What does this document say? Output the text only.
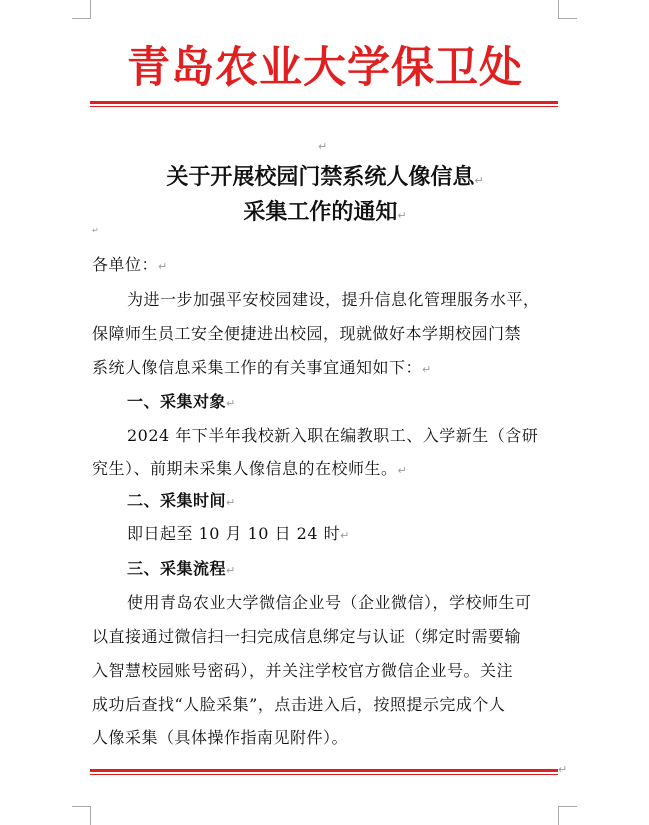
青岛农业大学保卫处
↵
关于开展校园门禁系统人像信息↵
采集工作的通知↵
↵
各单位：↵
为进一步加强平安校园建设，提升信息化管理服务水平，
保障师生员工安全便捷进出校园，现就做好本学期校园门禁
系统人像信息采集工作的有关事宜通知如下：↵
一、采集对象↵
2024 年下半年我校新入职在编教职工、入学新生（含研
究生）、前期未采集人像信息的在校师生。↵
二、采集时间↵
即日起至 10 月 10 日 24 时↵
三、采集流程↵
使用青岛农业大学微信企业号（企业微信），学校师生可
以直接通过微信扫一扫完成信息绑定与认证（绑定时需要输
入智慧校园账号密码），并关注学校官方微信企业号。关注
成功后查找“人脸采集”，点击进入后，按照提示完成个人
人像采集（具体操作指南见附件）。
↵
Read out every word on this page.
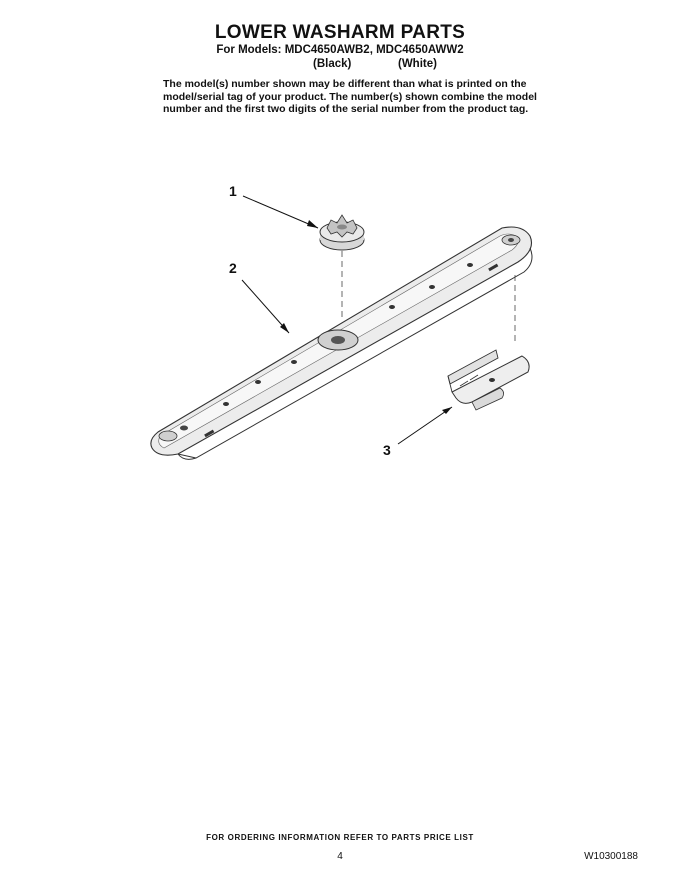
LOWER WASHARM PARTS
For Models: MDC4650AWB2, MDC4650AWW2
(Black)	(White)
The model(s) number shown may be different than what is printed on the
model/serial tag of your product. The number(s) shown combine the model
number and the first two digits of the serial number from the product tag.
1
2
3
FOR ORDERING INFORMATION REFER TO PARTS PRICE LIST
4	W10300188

───

## Requirement
Your answer should be a single number: the count of lines in the listing that contain the word "product".

## Solution to this exercise
2